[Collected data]
start
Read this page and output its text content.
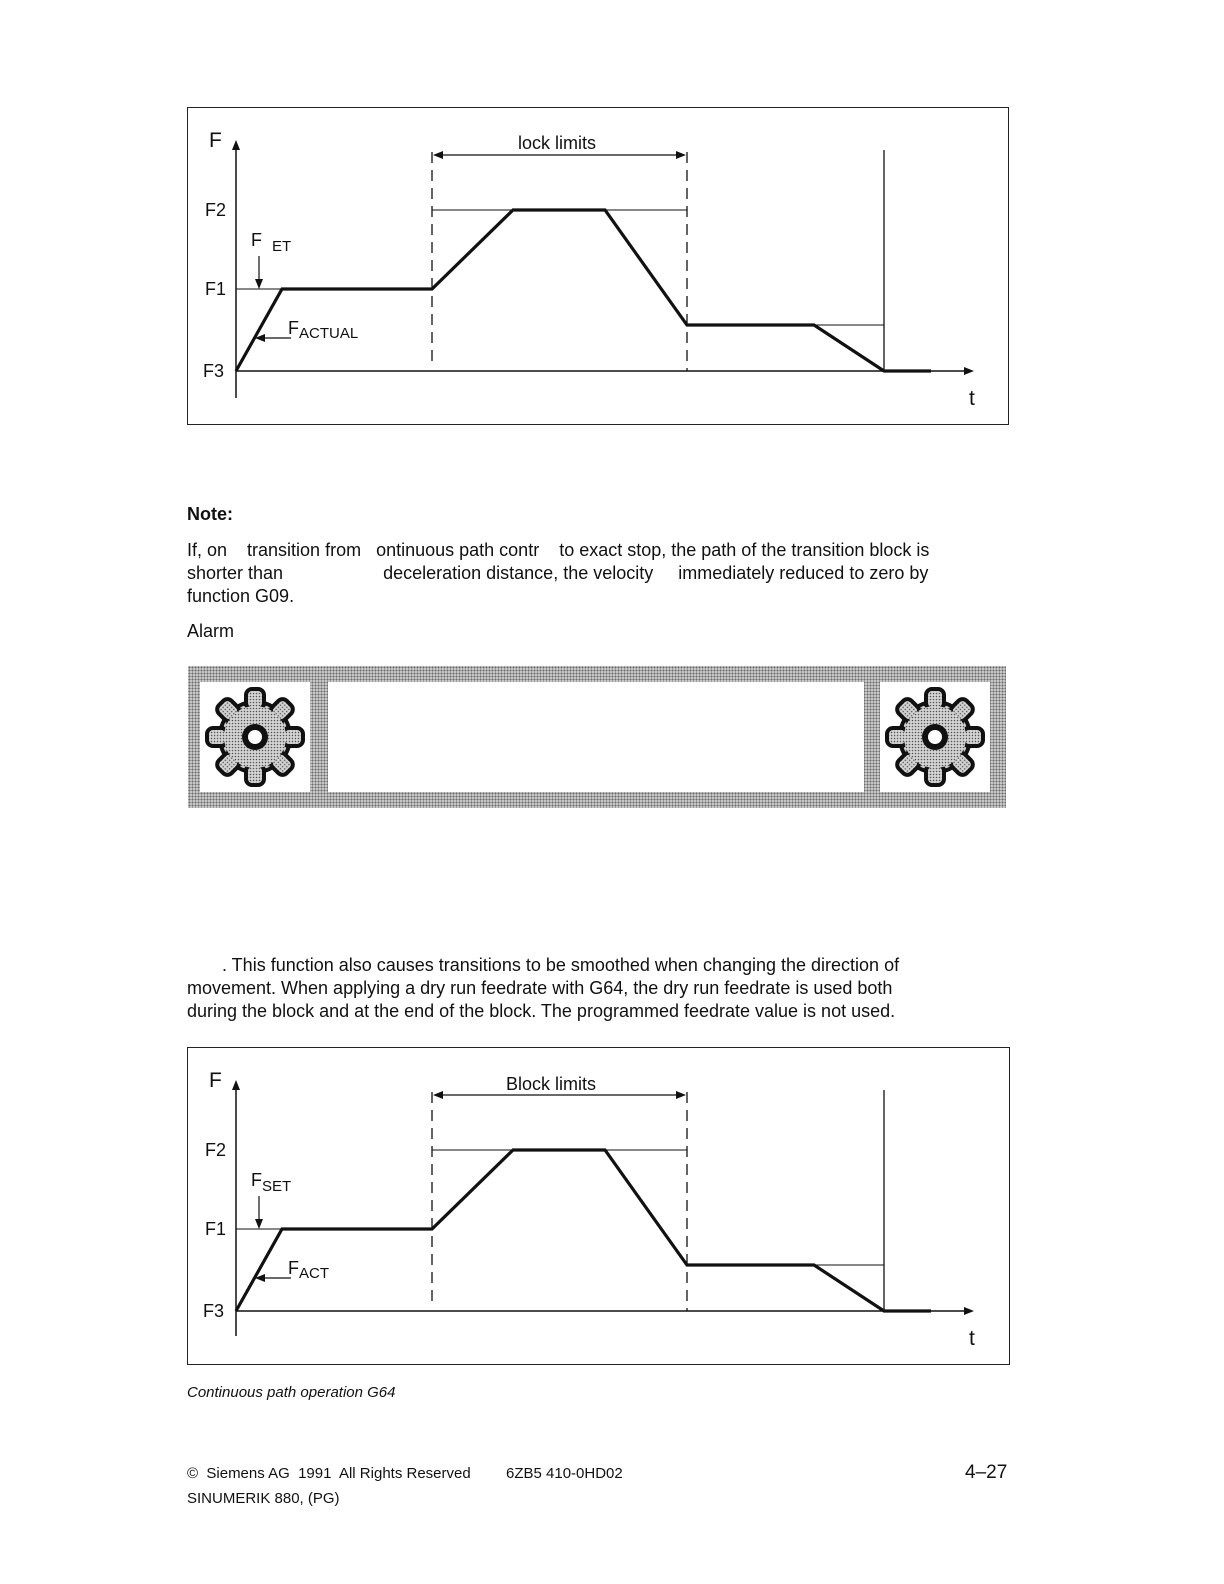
F
t
F2
F1
F3
lock limits
F $_{ET}$
$F_{ACTUAL}$
Note:
If, on    transition from   ontinuous path contr    to exact stop, the path of the transition block is
shorter than                    deceleration distance, the velocity     immediately reduced to zero by
function G09.
Alarm
. This function also causes transitions to be smoothed when changing the direction of
movement. When applying a dry run feedrate with G64, the dry run feedrate is used both
during the block and at the end of the block. The programmed feedrate value is not used.
F
t
F2
F1
F3
Block limits
$F_{SET}$
$F_{ACT}$
Continuous path operation G64
©  Siemens AG  1991  All Rights Reserved 6ZB5 410-0HD02	4–27
SINUMERIK 880, (PG)
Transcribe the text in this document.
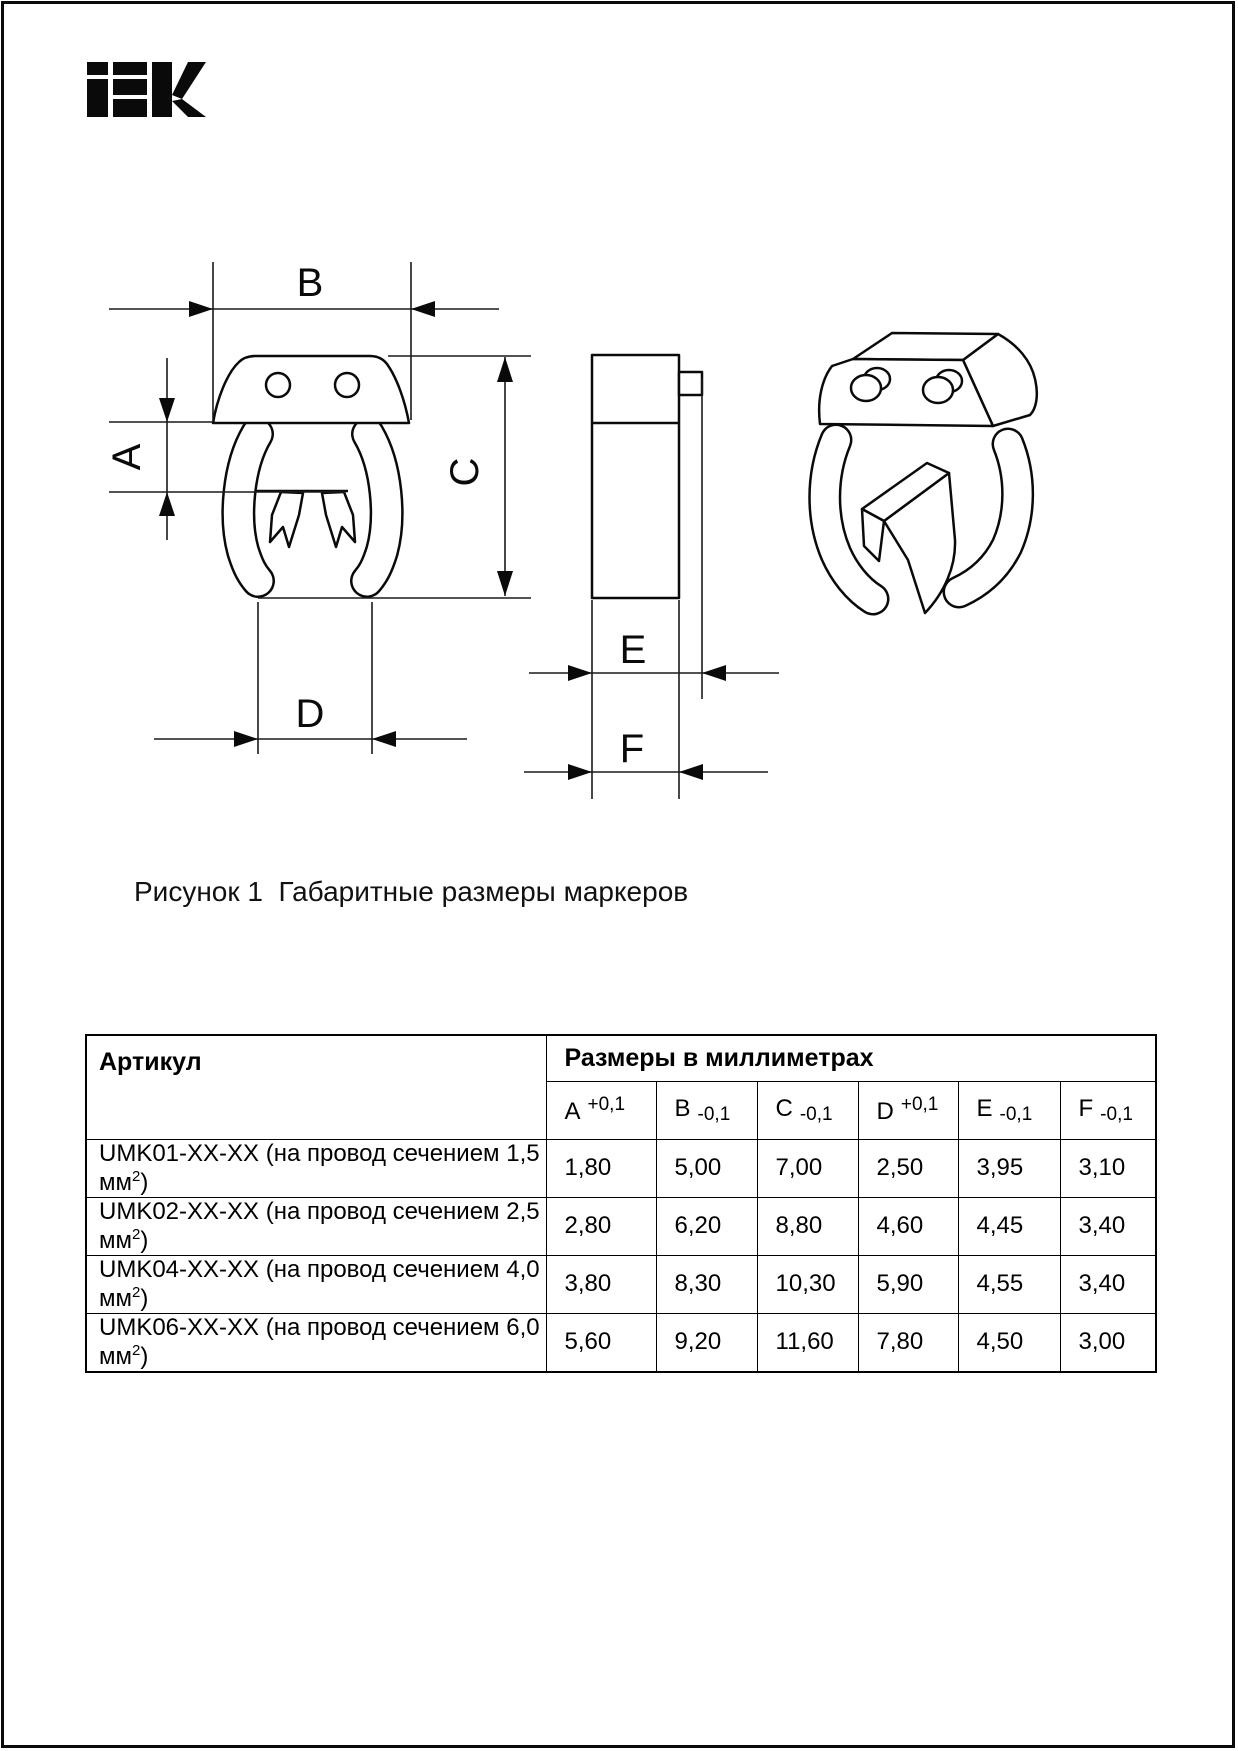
B
A
C
D
E
F
Рисунок 1  Габаритные размеры маркеров
Артикул	Размеры в миллиметрах					
	A $^{+0,1}$	B $_{-0,1}$	C $_{-0,1}$	D $^{+0,1}$	E $_{-0,1}$	F $_{-0,1}$
UMK01-XX-XX (на провод сечением 1,5 $мм^2$)	1,80	5,00	7,00	2,50	3,95	3,10
UMK02-XX-XX (на провод сечением 2,5 $мм^2$)	2,80	6,20	8,80	4,60	4,45	3,40
UMK04-XX-XX (на провод сечением 4,0 $мм^2$)	3,80	8,30	10,30	5,90	4,55	3,40
UMK06-XX-XX (на провод сечением 6,0 $мм^2$)	5,60	9,20	11,60	7,80	4,50	3,00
end
[What you will do] Repeat all of the data above word for word, minus the pictures.

[Exercise output]
Read this page and output its text content.
F
t
F2
F1
F3
lock limits
F $_{ET}$
$F_{ACTUAL}$
Note:
If, on    transition from   ontinuous path contr    to exact stop, the path of the transition block is
shorter than                    deceleration distance, the velocity     immediately reduced to zero by
function G09.
Alarm
. This function also causes transitions to be smoothed when changing the direction of
movement. When applying a dry run feedrate with G64, the dry run feedrate is used both
during the block and at the end of the block. The programmed feedrate value is not used.
F
t
F2
F1
F3
Block limits
$F_{SET}$
$F_{ACT}$
Continuous path operation G64
©  Siemens AG  1991  All Rights Reserved 6ZB5 410-0HD02	4–27
SINUMERIK 880, (PG)
Transcribe the text in this document.
B
A
C
D
E
F
Рисунок 1  Габаритные размеры маркеров
Артикул	Размеры в миллиметрах					
	A $^{+0,1}$	B $_{-0,1}$	C $_{-0,1}$	D $^{+0,1}$	E $_{-0,1}$	F $_{-0,1}$
UMK01-XX-XX (на провод сечением 1,5 $мм^2$)	1,80	5,00	7,00	2,50	3,95	3,10
UMK02-XX-XX (на провод сечением 2,5 $мм^2$)	2,80	6,20	8,80	4,60	4,45	3,40
UMK04-XX-XX (на провод сечением 4,0 $мм^2$)	3,80	8,30	10,30	5,90	4,55	3,40
UMK06-XX-XX (на провод сечением 6,0 $мм^2$)	5,60	9,20	11,60	7,80	4,50	3,00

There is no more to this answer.